Reproduce the full listing that appears beneath this instruction exactly.

### Material for this task
════════════════

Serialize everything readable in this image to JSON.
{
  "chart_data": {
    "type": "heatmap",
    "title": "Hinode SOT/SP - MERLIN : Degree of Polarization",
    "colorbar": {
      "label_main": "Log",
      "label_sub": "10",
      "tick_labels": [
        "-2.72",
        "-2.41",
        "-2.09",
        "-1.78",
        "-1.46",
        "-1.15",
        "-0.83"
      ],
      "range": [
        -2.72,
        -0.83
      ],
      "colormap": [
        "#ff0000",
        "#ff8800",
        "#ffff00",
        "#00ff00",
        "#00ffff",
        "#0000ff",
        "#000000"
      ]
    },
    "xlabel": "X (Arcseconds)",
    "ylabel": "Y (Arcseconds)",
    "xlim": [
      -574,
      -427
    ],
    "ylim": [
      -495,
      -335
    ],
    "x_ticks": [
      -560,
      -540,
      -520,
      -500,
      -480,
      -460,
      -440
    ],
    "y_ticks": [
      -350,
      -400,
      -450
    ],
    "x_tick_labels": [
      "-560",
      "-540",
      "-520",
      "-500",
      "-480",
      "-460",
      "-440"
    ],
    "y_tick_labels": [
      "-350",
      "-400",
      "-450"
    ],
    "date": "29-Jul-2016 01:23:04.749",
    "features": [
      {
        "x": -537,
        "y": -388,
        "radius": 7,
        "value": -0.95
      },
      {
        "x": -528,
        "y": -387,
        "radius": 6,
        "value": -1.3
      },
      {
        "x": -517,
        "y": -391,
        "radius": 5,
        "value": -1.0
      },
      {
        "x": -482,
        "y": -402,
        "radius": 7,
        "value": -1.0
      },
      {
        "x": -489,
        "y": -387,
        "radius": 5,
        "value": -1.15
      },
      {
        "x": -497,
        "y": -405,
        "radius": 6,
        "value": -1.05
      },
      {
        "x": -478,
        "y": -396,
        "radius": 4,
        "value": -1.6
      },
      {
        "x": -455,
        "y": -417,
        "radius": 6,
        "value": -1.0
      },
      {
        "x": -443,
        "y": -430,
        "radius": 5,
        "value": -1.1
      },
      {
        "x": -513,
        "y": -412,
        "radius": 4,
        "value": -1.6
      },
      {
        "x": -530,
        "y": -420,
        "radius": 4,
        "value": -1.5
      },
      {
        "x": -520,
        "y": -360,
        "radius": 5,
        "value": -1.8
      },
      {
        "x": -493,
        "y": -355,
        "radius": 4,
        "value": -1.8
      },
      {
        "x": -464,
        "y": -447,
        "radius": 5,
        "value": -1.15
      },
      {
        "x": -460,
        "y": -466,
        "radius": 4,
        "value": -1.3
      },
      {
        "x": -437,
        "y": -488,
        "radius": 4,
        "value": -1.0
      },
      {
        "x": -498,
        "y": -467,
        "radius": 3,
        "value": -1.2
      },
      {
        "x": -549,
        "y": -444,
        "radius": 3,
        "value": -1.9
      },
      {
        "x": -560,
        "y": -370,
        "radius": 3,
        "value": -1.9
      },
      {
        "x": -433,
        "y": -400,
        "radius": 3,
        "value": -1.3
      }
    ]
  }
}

════════════════

### Correct answer
Serialize everything readable in this image to JSON.
{
  "chart_data": {
    "type": "heatmap",
    "title": "Hinode SOT/SP - MERLIN : Degree of Polarization",
    "colorbar": {
      "label_main": "Log",
      "label_sub": "10",
      "tick_labels": [
        "-2.72",
        "-2.41",
        "-2.09",
        "-1.78",
        "-1.46",
        "-1.15",
        "-0.83"
      ],
      "range": [
        -2.72,
        -0.83
      ],
      "colormap": [
        "#ff0000",
        "#ff8800",
        "#ffff00",
        "#00ff00",
        "#00ffff",
        "#0000ff",
        "#000000"
      ]
    },
    "xlabel": "X (Arcseconds)",
    "ylabel": "Y (Arcseconds)",
    "xlim": [
      -574,
      -427
    ],
    "ylim": [
      -495,
      -335
    ],
    "x_ticks": [
      -560,
      -540,
      -520,
      -500,
      -480,
      -460,
      -440
    ],
    "y_ticks": [
      -350,
      -400,
      -450
    ],
    "x_tick_labels": [
      "-560",
      "-540",
      "-520",
      "-500",
      "-480",
      "-460",
      "-440"
    ],
    "y_tick_labels": [
      "-350",
      "-400",
      "-450"
    ],
    "date": "29-Jul-2016 01:23:04.749",
    "features": [
      {
        "x": -537,
        "y": -388,
        "radius": 7,
        "value": -0.95
      },
      {
        "x": -528,
        "y": -387,
        "radius": 6,
        "value": -1.3
      },
      {
        "x": -517,
        "y": -391,
        "radius": 5,
        "value": -1.0
      },
      {
        "x": -482,
        "y": -402,
        "radius": 7,
        "value": -1.0
      },
      {
        "x": -489,
        "y": -387,
        "radius": 5,
        "value": -1.15
      },
      {
        "x": -497,
        "y": -405,
        "radius": 6,
        "value": -1.05
      },
      {
        "x": -478,
        "y": -396,
        "radius": 4,
        "value": -1.6
      },
      {
        "x": -455,
        "y": -417,
        "radius": 6,
        "value": -1.0
      },
      {
        "x": -443,
        "y": -430,
        "radius": 5,
        "value": -1.1
      },
      {
        "x": -513,
        "y": -412,
        "radius": 4,
        "value": -1.6
      },
      {
        "x": -530,
        "y": -420,
        "radius": 4,
        "value": -1.5
      },
      {
        "x": -520,
        "y": -360,
        "radius": 5,
        "value": -1.8
      },
      {
        "x": -493,
        "y": -355,
        "radius": 4,
        "value": -1.8
      },
      {
        "x": -464,
        "y": -447,
        "radius": 5,
        "value": -1.15
      },
      {
        "x": -460,
        "y": -466,
        "radius": 4,
        "value": -1.3
      },
      {
        "x": -437,
        "y": -488,
        "radius": 4,
        "value": -1.0
      },
      {
        "x": -498,
        "y": -467,
        "radius": 3,
        "value": -1.2
      },
      {
        "x": -549,
        "y": -444,
        "radius": 3,
        "value": -1.9
      },
      {
        "x": -560,
        "y": -370,
        "radius": 3,
        "value": -1.9
      },
      {
        "x": -433,
        "y": -400,
        "radius": 3,
        "value": -1.3
      }
    ]
  }
}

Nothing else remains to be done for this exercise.